### Exercise instructions
From the listing below, return each line that includes "Loss".

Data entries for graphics
________________________________________

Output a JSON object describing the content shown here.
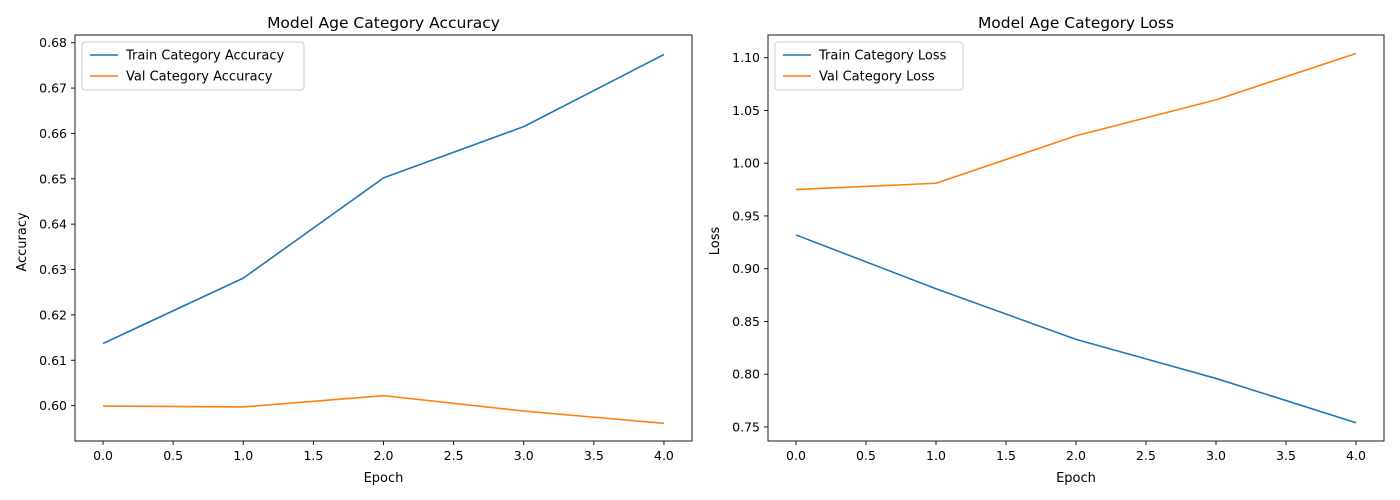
{
  "chart_data": [
    {
      "type": "line",
      "title": "Model Age Category Accuracy",
      "xlabel": "Epoch",
      "ylabel": "Accuracy",
      "x": [
        0,
        1,
        2,
        3,
        4
      ],
      "xlim": [
        -0.2,
        4.2
      ],
      "ylim": [
        0.5922,
        0.6817
      ],
      "xticks": [
        0.0,
        0.5,
        1.0,
        1.5,
        2.0,
        2.5,
        3.0,
        3.5,
        4.0
      ],
      "xtick_labels": [
        "0.0",
        "0.5",
        "1.0",
        "1.5",
        "2.0",
        "2.5",
        "3.0",
        "3.5",
        "4.0"
      ],
      "yticks": [
        0.6,
        0.61,
        0.62,
        0.63,
        0.64,
        0.65,
        0.66,
        0.67,
        0.68
      ],
      "ytick_labels": [
        "0.60",
        "0.61",
        "0.62",
        "0.63",
        "0.64",
        "0.65",
        "0.66",
        "0.67",
        "0.68"
      ],
      "grid": false,
      "legend_position": "top-left",
      "series": [
        {
          "name": "Train Category Accuracy",
          "color": "#1f77b4",
          "values": [
            0.6137,
            0.6281,
            0.6502,
            0.6615,
            0.6774
          ]
        },
        {
          "name": "Val Category Accuracy",
          "color": "#ff7f0e",
          "values": [
            0.5999,
            0.5997,
            0.6022,
            0.5988,
            0.5961
          ]
        }
      ]
    },
    {
      "type": "line",
      "title": "Model Age Category Loss",
      "xlabel": "Epoch",
      "ylabel": "Loss",
      "x": [
        0,
        1,
        2,
        3,
        4
      ],
      "xlim": [
        -0.2,
        4.2
      ],
      "ylim": [
        0.7367,
        1.1215
      ],
      "xticks": [
        0.0,
        0.5,
        1.0,
        1.5,
        2.0,
        2.5,
        3.0,
        3.5,
        4.0
      ],
      "xtick_labels": [
        "0.0",
        "0.5",
        "1.0",
        "1.5",
        "2.0",
        "2.5",
        "3.0",
        "3.5",
        "4.0"
      ],
      "yticks": [
        0.75,
        0.8,
        0.85,
        0.9,
        0.95,
        1.0,
        1.05,
        1.1
      ],
      "ytick_labels": [
        "0.75",
        "0.80",
        "0.85",
        "0.90",
        "0.95",
        "1.00",
        "1.05",
        "1.10"
      ],
      "grid": false,
      "legend_position": "top-left",
      "series": [
        {
          "name": "Train Category Loss",
          "color": "#1f77b4",
          "values": [
            0.932,
            0.881,
            0.833,
            0.796,
            0.754
          ]
        },
        {
          "name": "Val Category Loss",
          "color": "#ff7f0e",
          "values": [
            0.975,
            0.981,
            1.026,
            1.06,
            1.104
          ]
        }
      ]
    }
  ]
}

________________________________________

### Full answer
      "title": "Model Age Category Loss",
      "ylabel": "Loss",
          "name": "Train Category Loss",
          "name": "Val Category Loss",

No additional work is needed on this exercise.